[begin Provided records]

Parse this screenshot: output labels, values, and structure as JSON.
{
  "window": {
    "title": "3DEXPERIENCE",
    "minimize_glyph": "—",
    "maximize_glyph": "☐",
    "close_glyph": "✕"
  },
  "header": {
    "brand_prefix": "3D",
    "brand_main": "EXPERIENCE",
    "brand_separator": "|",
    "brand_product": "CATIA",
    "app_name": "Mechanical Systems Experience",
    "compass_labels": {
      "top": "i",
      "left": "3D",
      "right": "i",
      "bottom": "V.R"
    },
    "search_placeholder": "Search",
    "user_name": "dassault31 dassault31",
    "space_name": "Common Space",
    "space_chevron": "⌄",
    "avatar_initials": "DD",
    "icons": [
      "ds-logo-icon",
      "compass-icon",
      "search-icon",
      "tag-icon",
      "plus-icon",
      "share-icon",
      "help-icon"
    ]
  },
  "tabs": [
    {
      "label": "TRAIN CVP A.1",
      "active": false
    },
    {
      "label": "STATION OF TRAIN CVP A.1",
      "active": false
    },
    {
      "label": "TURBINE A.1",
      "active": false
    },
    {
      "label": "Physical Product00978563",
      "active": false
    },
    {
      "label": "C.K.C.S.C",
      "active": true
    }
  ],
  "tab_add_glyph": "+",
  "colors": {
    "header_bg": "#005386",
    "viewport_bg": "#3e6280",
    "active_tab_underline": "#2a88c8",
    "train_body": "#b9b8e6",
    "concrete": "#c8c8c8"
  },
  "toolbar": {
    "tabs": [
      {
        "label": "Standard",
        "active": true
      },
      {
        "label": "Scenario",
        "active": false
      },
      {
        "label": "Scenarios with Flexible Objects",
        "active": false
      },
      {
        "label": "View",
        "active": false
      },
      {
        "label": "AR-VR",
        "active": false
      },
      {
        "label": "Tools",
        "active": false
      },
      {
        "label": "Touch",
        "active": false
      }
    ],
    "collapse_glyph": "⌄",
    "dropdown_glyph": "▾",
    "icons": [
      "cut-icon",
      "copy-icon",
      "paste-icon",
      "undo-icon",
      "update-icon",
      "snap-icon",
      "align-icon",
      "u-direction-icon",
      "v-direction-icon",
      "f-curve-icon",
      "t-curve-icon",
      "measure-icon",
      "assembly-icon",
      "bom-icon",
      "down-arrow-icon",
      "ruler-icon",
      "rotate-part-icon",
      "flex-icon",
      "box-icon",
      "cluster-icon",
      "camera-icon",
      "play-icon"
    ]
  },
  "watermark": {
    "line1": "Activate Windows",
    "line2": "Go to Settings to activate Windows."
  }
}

[end Provided records]

■ Written problem ■
Look through the entries above and count each line holding "Windows"; report the count alone.

■ Worked answer ■
2